● EXERCISE DIRECTIONS:
An exact transcription of each entry below is required, without any pictures.

● EXTRACTED RECORDS:
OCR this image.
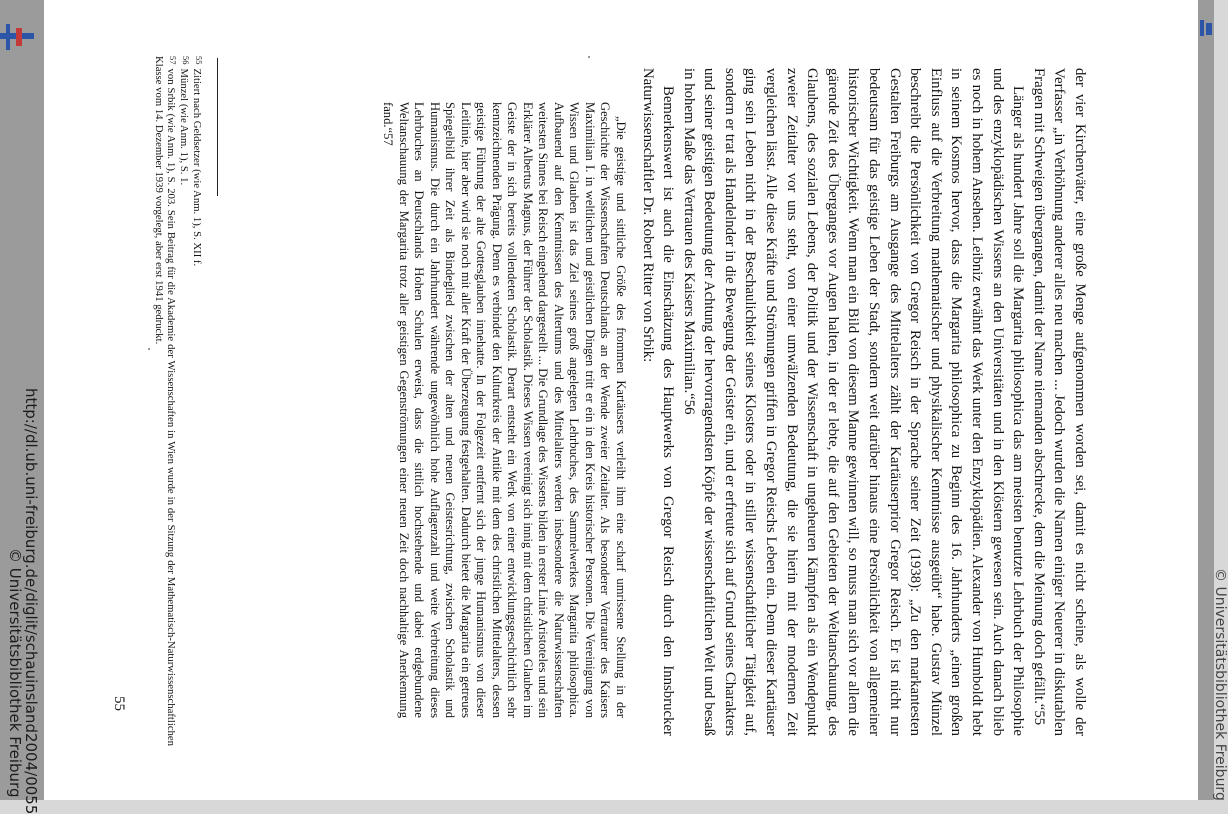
© Universitätsbibliothek Freiburg

der vier Kirchenväter, eine große Menge aufgenommen worden sei, damit es nicht scheine, als wolle der Verfasser „in Verhöhnung anderer alles neu machen ... Jedoch wurden die Namen einiger Neuerer in diskutablen Fragen mit Schweigen übergangen, damit der Name niemanden abschrecke, dem die Meinung doch gefällt.“55

Länger als hundert Jahre soll die Margarita philosophica das am meisten benutzte Lehrbuch der Philosophie und des enzyklopädischen Wissens an den Universitäten und in den Klöstern gewesen sein. Auch danach blieb es noch in hohem Ansehen. Leibniz erwähnt das Werk unter den Enzyklopädien. Alexander von Humboldt hebt in seinem Kosmos hervor, dass die Margarita philosophica zu Beginn des 16. Jahrhunderts „einen großen Einfluss auf die Verbreitung mathematischer und physikalischer Kenntnisse ausgeübt“ habe. Gustav Münzel beschreibt die Persönlichkeit von Gregor Reisch in der Sprache seiner Zeit (1938): „Zu den markantesten Gestalten Freiburgs am Ausgange des Mittelalters zählt der Kartäuserprior Gregor Reisch. Er ist nicht nur bedeutsam für das geistige Leben der Stadt, sondern weit darüber hinaus eine Persönlichkeit von allgemeiner historischer Wichtigkeit. Wenn man ein Bild von diesem Manne gewinnen will, so muss man sich vor allem die gärende Zeit des Überganges vor Augen halten, in der er lebte, die auf den Gebieten der Weltanschauung, des Glaubens, des sozialen Lebens, der Politik und der Wissenschaft in ungeheuren Kämpfen als ein Wendepunkt zweier Zeitalter vor uns steht, von einer umwälzenden Bedeutung, die sie hierin mit der modernen Zeit vergleichen lässt. Alle diese Kräfte und Strömungen griffen in Gregor Reischs Leben ein. Denn dieser Kartäuser ging sein Leben nicht in der Beschaulichkeit seines Klosters oder in stiller wissenschaftlicher Tätigkeit auf, sondern er trat als Handelnder in die Bewegung der Geister ein, und er erfreute sich auf Grund seines Charakters und seiner geistigen Bedeutung der Achtung der hervorragendsten Köpfe der wissenschaftlichen Welt und besaß in hohem Maße das Vertrauen des Kaisers Maximilian.“56

Bemerkenswert ist auch die Einschätzung des Hauptwerks von Gregor Reisch durch den Innsbrucker Naturwissenschaftler Dr. Robert Ritter von Srbik:

„Die geistige und sittliche Größe des frommen Kartäusers verleiht ihm eine scharf umrissene Stellung in der Geschichte der Wissenschaften Deutschlands an der Wende zweier Zeitalter. Als besonderer Vertrauter des Kaisers Maximilian I. in weltlichen und geistlichen Dingen tritt er ein in den Kreis historischer Personen. Die Vereinigung von Wissen und Glauben ist das Ziel seines groß angelegten Lehrbuches, des Sammelwerkes Margarita philosophica. Aufbauend auf den Kenntnissen des Altertums und des Mittelalters werden insbesondere die Naturwissenschaften weitesten Sinnes bei Reisch eingehend dargestellt ... Die Grundlage des Wissens bilden in erster Linie Aristoteles und sein Erklärer Albertus Magnus, der Führer der Scholastik. Dieses Wissen vereinigt sich innig mit dem christlichen Glauben im Geiste der in sich bereits vollendeten Scholastik. Derart entsteht ein Werk von einer entwicklungsgeschichtlich sehr kennzeichnenden Prägung. Denn es verbindet den Kulturkreis der Antike mit dem des christlichen Mittelalters, dessen geistige Führung der alte Gottesglauben innehatte. In der Folgezeit entfernt sich der junge Humanismus von dieser Leitlinie, hier aber wird sie noch mit aller Kraft der Überzeugung festgehalten. Dadurch bietet die Margarita ein getreues Spiegelbild ihrer Zeit als Bindeglied zwischen der alten und neuen Geistesrichtung, zwischen Scholastik und Humanismus. Die durch ein Jahrhundert währende ungewöhnlich hohe Auflagenzahl und weite Verbreitung dieses Lehrbuches an Deutschlands Hohen Schulen erweist, dass die sittlich hochstehende und dabei erdgebundene Weltanschauung der Margarita trotz aller geistigen Gegenströmungen einer neuen Zeit doch nachhaltige Anerkennung fand.“57

55Zitiert nach Geldsetzer (wie Anm. 1), S. XII f.
56Münzel (wie Anm. 1), S. 1.
57von Srbik (wie Anm. 1), S. 203. Sein Beitrag für die Akademie der Wissenschaften in Wien wurde in der Sitzung der Mathematisch-Naturwissenschaftlichen Klasse vom 14. Dezember 1939 vorgelegt, aber erst 1941 gedruckt.
55
http://dl.ub.uni-freiburg.de/diglit/schauinsland2004/0055
© Universitätsbibliothek Freiburg
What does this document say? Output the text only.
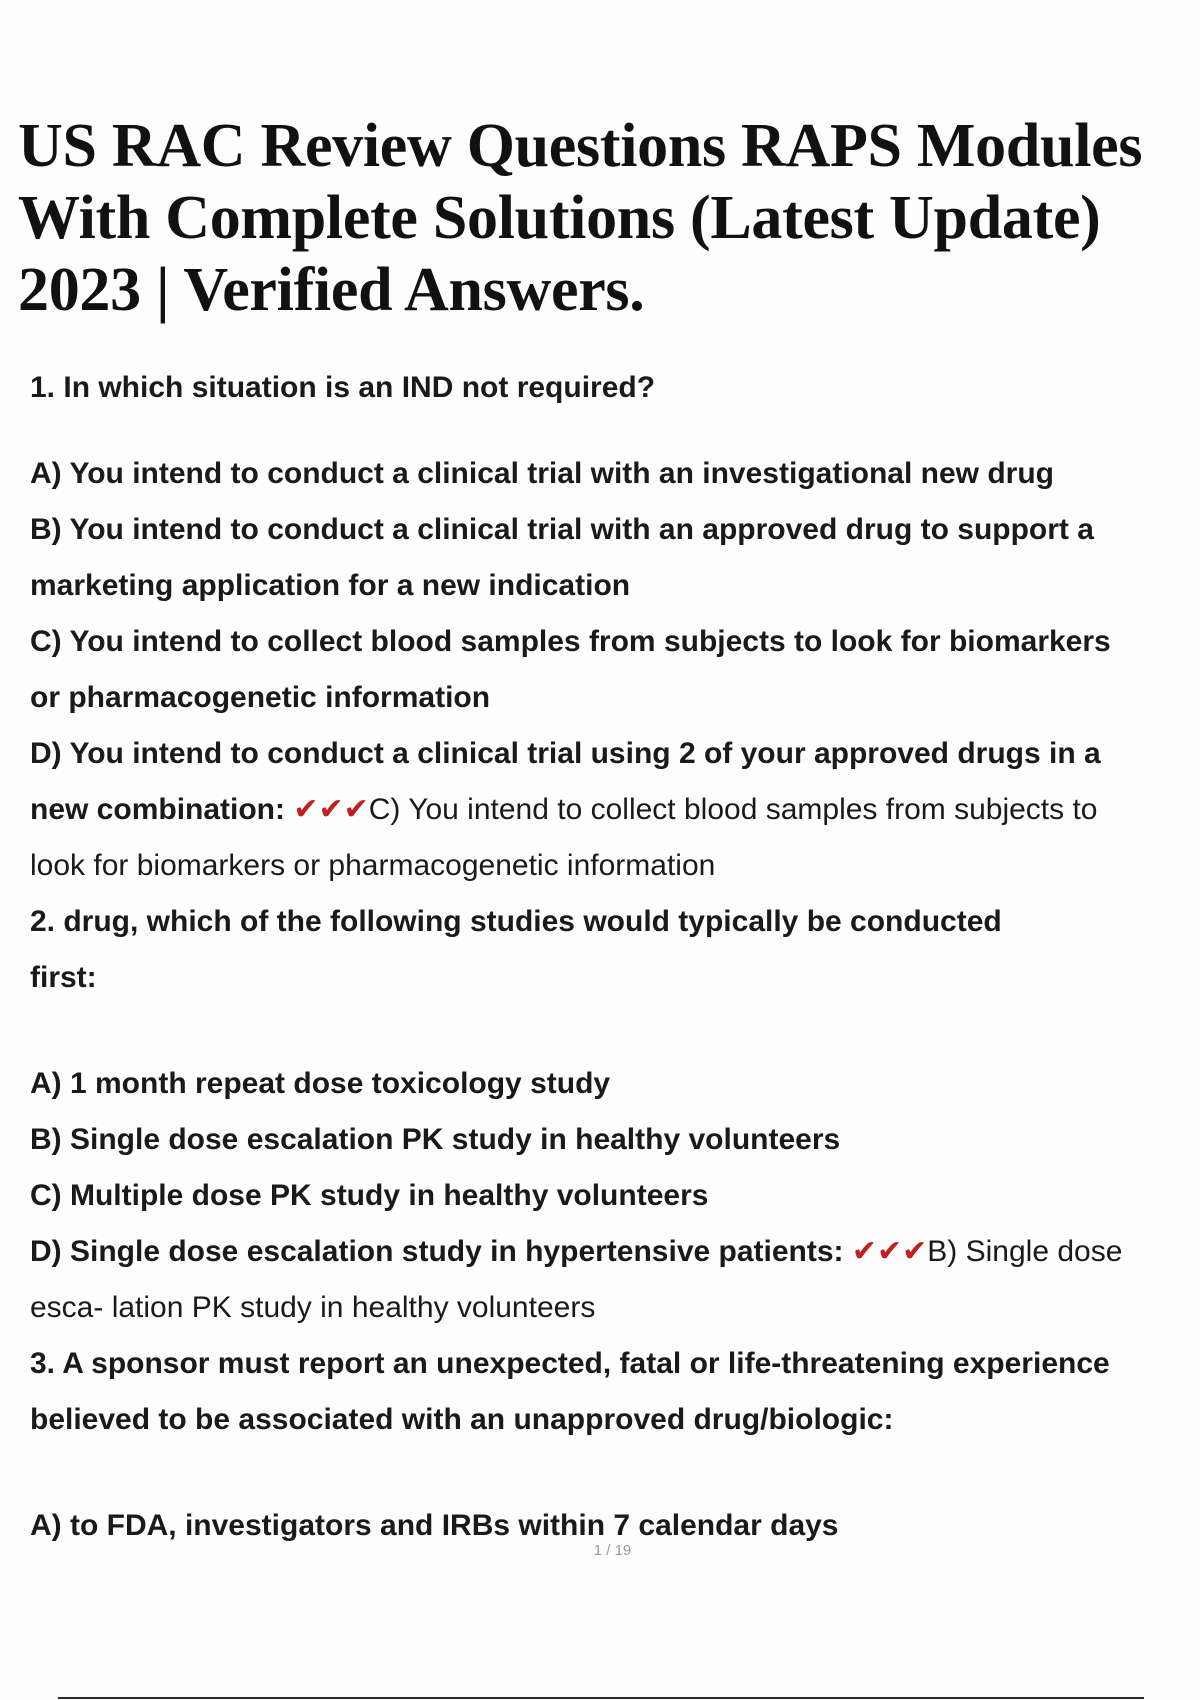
US RAC Review Questions RAPS Modules
With Complete Solutions (Latest Update)
2023 | Verified Answers.

1. In which situation is an IND not required?

A) You intend to conduct a clinical trial with an investigational new drug

B) You intend to conduct a clinical trial with an approved drug to support a

marketing application for a new indication

C) You intend to collect blood samples from subjects to look for biomarkers

or pharmacogenetic information

D) You intend to conduct a clinical trial using 2 of your approved drugs in a

new combination: ✔✔✔C) You intend to collect blood samples from subjects to

look for biomarkers or pharmacogenetic information

2. drug, which of the following studies would typically be conducted

first:

A) 1 month repeat dose toxicology study

B) Single dose escalation PK study in healthy volunteers

C) Multiple dose PK study in healthy volunteers

D) Single dose escalation study in hypertensive patients: ✔✔✔B) Single dose

esca- lation PK study in healthy volunteers

3. A sponsor must report an unexpected, fatal or life-threatening experience

believed to be associated with an unapproved drug/biologic:

A) to FDA, investigators and IRBs within 7 calendar days

1 / 19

● ANSWER TO THE PROBLEM:
OCR this image.
© Universitätsbibliothek Freiburg

der vier Kirchenväter, eine große Menge aufgenommen worden sei, damit es nicht scheine, als wolle der Verfasser „in Verhöhnung anderer alles neu machen ... Jedoch wurden die Namen einiger Neuerer in diskutablen Fragen mit Schweigen übergangen, damit der Name niemanden abschrecke, dem die Meinung doch gefällt.“55

Länger als hundert Jahre soll die Margarita philosophica das am meisten benutzte Lehrbuch der Philosophie und des enzyklopädischen Wissens an den Universitäten und in den Klöstern gewesen sein. Auch danach blieb es noch in hohem Ansehen. Leibniz erwähnt das Werk unter den Enzyklopädien. Alexander von Humboldt hebt in seinem Kosmos hervor, dass die Margarita philosophica zu Beginn des 16. Jahrhunderts „einen großen Einfluss auf die Verbreitung mathematischer und physikalischer Kenntnisse ausgeübt“ habe. Gustav Münzel beschreibt die Persönlichkeit von Gregor Reisch in der Sprache seiner Zeit (1938): „Zu den markantesten Gestalten Freiburgs am Ausgange des Mittelalters zählt der Kartäuserprior Gregor Reisch. Er ist nicht nur bedeutsam für das geistige Leben der Stadt, sondern weit darüber hinaus eine Persönlichkeit von allgemeiner historischer Wichtigkeit. Wenn man ein Bild von diesem Manne gewinnen will, so muss man sich vor allem die gärende Zeit des Überganges vor Augen halten, in der er lebte, die auf den Gebieten der Weltanschauung, des Glaubens, des sozialen Lebens, der Politik und der Wissenschaft in ungeheuren Kämpfen als ein Wendepunkt zweier Zeitalter vor uns steht, von einer umwälzenden Bedeutung, die sie hierin mit der modernen Zeit vergleichen lässt. Alle diese Kräfte und Strömungen griffen in Gregor Reischs Leben ein. Denn dieser Kartäuser ging sein Leben nicht in der Beschaulichkeit seines Klosters oder in stiller wissenschaftlicher Tätigkeit auf, sondern er trat als Handelnder in die Bewegung der Geister ein, und er erfreute sich auf Grund seines Charakters und seiner geistigen Bedeutung der Achtung der hervorragendsten Köpfe der wissenschaftlichen Welt und besaß in hohem Maße das Vertrauen des Kaisers Maximilian.“56

Bemerkenswert ist auch die Einschätzung des Hauptwerks von Gregor Reisch durch den Innsbrucker Naturwissenschaftler Dr. Robert Ritter von Srbik:

„Die geistige und sittliche Größe des frommen Kartäusers verleiht ihm eine scharf umrissene Stellung in der Geschichte der Wissenschaften Deutschlands an der Wende zweier Zeitalter. Als besonderer Vertrauter des Kaisers Maximilian I. in weltlichen und geistlichen Dingen tritt er ein in den Kreis historischer Personen. Die Vereinigung von Wissen und Glauben ist das Ziel seines groß angelegten Lehrbuches, des Sammelwerkes Margarita philosophica. Aufbauend auf den Kenntnissen des Altertums und des Mittelalters werden insbesondere die Naturwissenschaften weitesten Sinnes bei Reisch eingehend dargestellt ... Die Grundlage des Wissens bilden in erster Linie Aristoteles und sein Erklärer Albertus Magnus, der Führer der Scholastik. Dieses Wissen vereinigt sich innig mit dem christlichen Glauben im Geiste der in sich bereits vollendeten Scholastik. Derart entsteht ein Werk von einer entwicklungsgeschichtlich sehr kennzeichnenden Prägung. Denn es verbindet den Kulturkreis der Antike mit dem des christlichen Mittelalters, dessen geistige Führung der alte Gottesglauben innehatte. In der Folgezeit entfernt sich der junge Humanismus von dieser Leitlinie, hier aber wird sie noch mit aller Kraft der Überzeugung festgehalten. Dadurch bietet die Margarita ein getreues Spiegelbild ihrer Zeit als Bindeglied zwischen der alten und neuen Geistesrichtung, zwischen Scholastik und Humanismus. Die durch ein Jahrhundert währende ungewöhnlich hohe Auflagenzahl und weite Verbreitung dieses Lehrbuches an Deutschlands Hohen Schulen erweist, dass die sittlich hochstehende und dabei erdgebundene Weltanschauung der Margarita trotz aller geistigen Gegenströmungen einer neuen Zeit doch nachhaltige Anerkennung fand.“57

55Zitiert nach Geldsetzer (wie Anm. 1), S. XII f.
56Münzel (wie Anm. 1), S. 1.
57von Srbik (wie Anm. 1), S. 203. Sein Beitrag für die Akademie der Wissenschaften in Wien wurde in der Sitzung der Mathematisch-Naturwissenschaftlichen Klasse vom 14. Dezember 1939 vorgelegt, aber erst 1941 gedruckt.
55
http://dl.ub.uni-freiburg.de/diglit/schauinsland2004/0055
© Universitätsbibliothek Freiburg
What does this document say? Output the text only.
US RAC Review Questions RAPS Modules
With Complete Solutions (Latest Update)
2023 | Verified Answers.

1. In which situation is an IND not required?

A) You intend to conduct a clinical trial with an investigational new drug

B) You intend to conduct a clinical trial with an approved drug to support a

marketing application for a new indication

C) You intend to collect blood samples from subjects to look for biomarkers

or pharmacogenetic information

D) You intend to conduct a clinical trial using 2 of your approved drugs in a

new combination: ✔✔✔C) You intend to collect blood samples from subjects to

look for biomarkers or pharmacogenetic information

2. drug, which of the following studies would typically be conducted

first:

A) 1 month repeat dose toxicology study

B) Single dose escalation PK study in healthy volunteers

C) Multiple dose PK study in healthy volunteers

D) Single dose escalation study in hypertensive patients: ✔✔✔B) Single dose

esca- lation PK study in healthy volunteers

3. A sponsor must report an unexpected, fatal or life-threatening experience

believed to be associated with an unapproved drug/biologic:

A) to FDA, investigators and IRBs within 7 calendar days

1 / 19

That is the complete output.